Reading text
· · · · · · ·
These are the key concepts you need to understand to accurately answer the question.

Matrix Decomposition
Matrix decomposition is a crucial concept in linear algebra. It involves breaking down a matrix into simpler, easily handled components. One common method is the LU decomposition.
LU decomposition factors a matrix A into two matrices: L (lower triangular) and U (upper triangular). This simplifies solving linear equations and other operations.
The method is practical in numerical analysis for matrix inversion and determinant calculation. It also helps in solving systems of linear equations by allowing easier processes like forward and back substitution.
This technique is pivotal in computational mathematics, offering efficiency and accuracy.
Linear Algebra
Linear algebra is the branch of mathematics concerning linear equations, linear functions, and their representations through matrices and vector spaces. It's foundational for understanding complex structures and solutions.
Matrix operations, determinants, vector spaces, and eigenvalues are core subjects. These elements are essential in various fields such as physics, engineering, and computer science.
LU decomposition is a method within linear algebra that demonstrates the breakdown of matrices for simplified computation. It optimizes solving systems of equations, making linear algebra highly applicable in real-world problems and technologies.
Gaussian Elimination
Gaussian elimination is a method for solving linear systems. It transforms a matrix into a row echelon form using row operations which simplifies solving the system.
· · · · · · ·
Supplied entries
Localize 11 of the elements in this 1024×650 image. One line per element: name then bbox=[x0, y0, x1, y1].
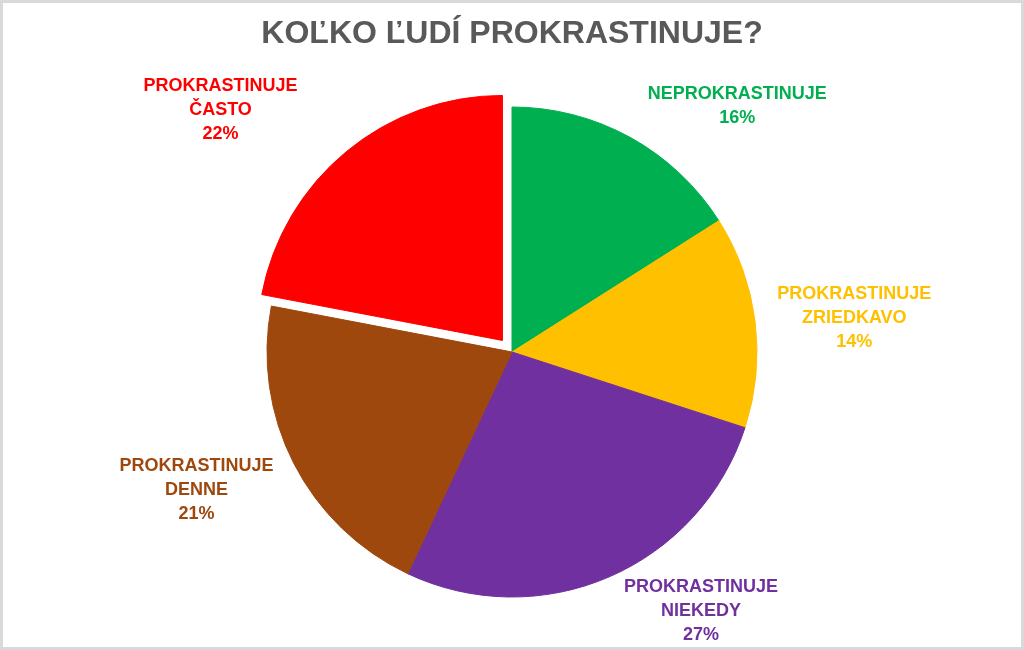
slice-label: PROKRASTINUJE ČASTO bbox=[143, 74, 298, 119]
data-label: 22% bbox=[202, 122, 239, 143]
slice-label: PROKRASTINUJE DENNE bbox=[119, 455, 274, 500]
data-label: 21% bbox=[178, 503, 215, 524]
data-label: 16% bbox=[719, 106, 756, 127]
slice-label: PROKRASTINUJE ZRIEDKAVO bbox=[777, 282, 932, 327]
slice-label: NEPROKRASTINUJE bbox=[647, 82, 827, 103]
data-label: 27% bbox=[683, 623, 720, 644]
chart-title: KOĽKO ĽUDÍ PROKRASTINUJE? bbox=[260, 13, 764, 51]
slice-label: PROKRASTINUJE NIEKEDY bbox=[624, 575, 779, 620]
data-label: 14% bbox=[836, 330, 873, 351]
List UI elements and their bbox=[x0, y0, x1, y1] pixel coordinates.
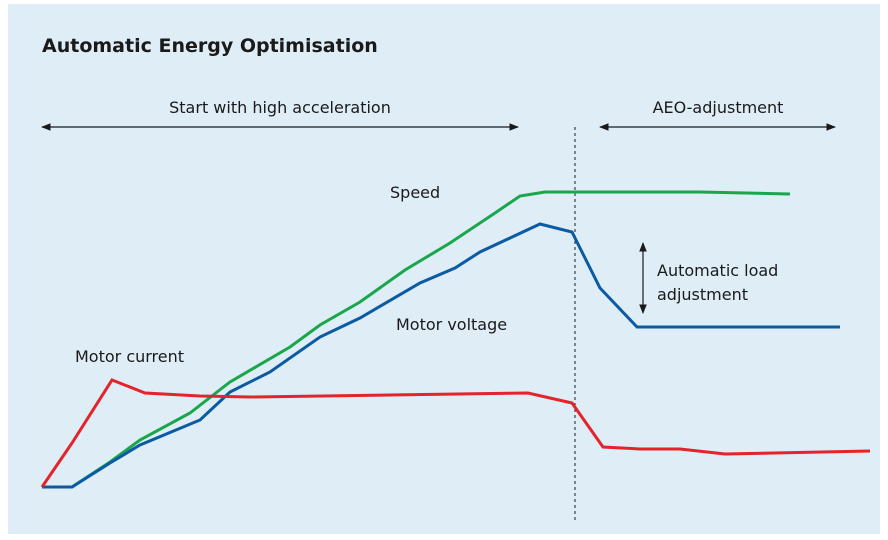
speed-curve bbox=[42, 190, 791, 489]
annotation-line: Automatic load bbox=[657, 261, 778, 280]
current-curve bbox=[40, 378, 871, 488]
curve-label: Speed bbox=[390, 183, 440, 202]
annotation-line: adjustment bbox=[657, 285, 748, 304]
phase-label: AEO-adjustment bbox=[653, 98, 784, 117]
voltage-curve bbox=[42, 222, 840, 489]
curve-label: Motor voltage bbox=[396, 315, 507, 334]
panel bbox=[8, 4, 880, 534]
title: Automatic Energy Optimisation bbox=[42, 35, 378, 57]
curve-label: Motor current bbox=[75, 347, 184, 366]
phase-label: Start with high acceleration bbox=[169, 98, 391, 117]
· · · · · · ·
Problem A
Edit the passage on linear algebra, starting with "LU decomposition is" and going on through "problems and technologies.", replacing "LU decomposition" with "LU factorization".
Problem B
Express the lines of the listing as a JSON list of strings, one string per line, starting with the first line of the listing and going on through the line with "data-label: 16% bbox=[719, 106, 756, 127]". Leave out blank lines and the pictures.

Complete output A
LU factorization is a method within linear algebra that demonstrates the breakdown of matrices for simplified computation. It optimizes solving systems of equations, making linear algebra highly applicable in real-world problems and technologies.

Complete output B
[
  "Localize 11 of the elements in this 1024×650 image. One line per element: name then bbox=[x0, y0, x1, y1].",
  "slice-label: PROKRASTINUJE ČASTO bbox=[143, 74, 298, 119]",
  "data-label: 22% bbox=[202, 122, 239, 143]",
  "slice-label: PROKRASTINUJE DENNE bbox=[119, 455, 274, 500]",
  "data-label: 21% bbox=[178, 503, 215, 524]",
  "data-label: 16% bbox=[719, 106, 756, 127]"
]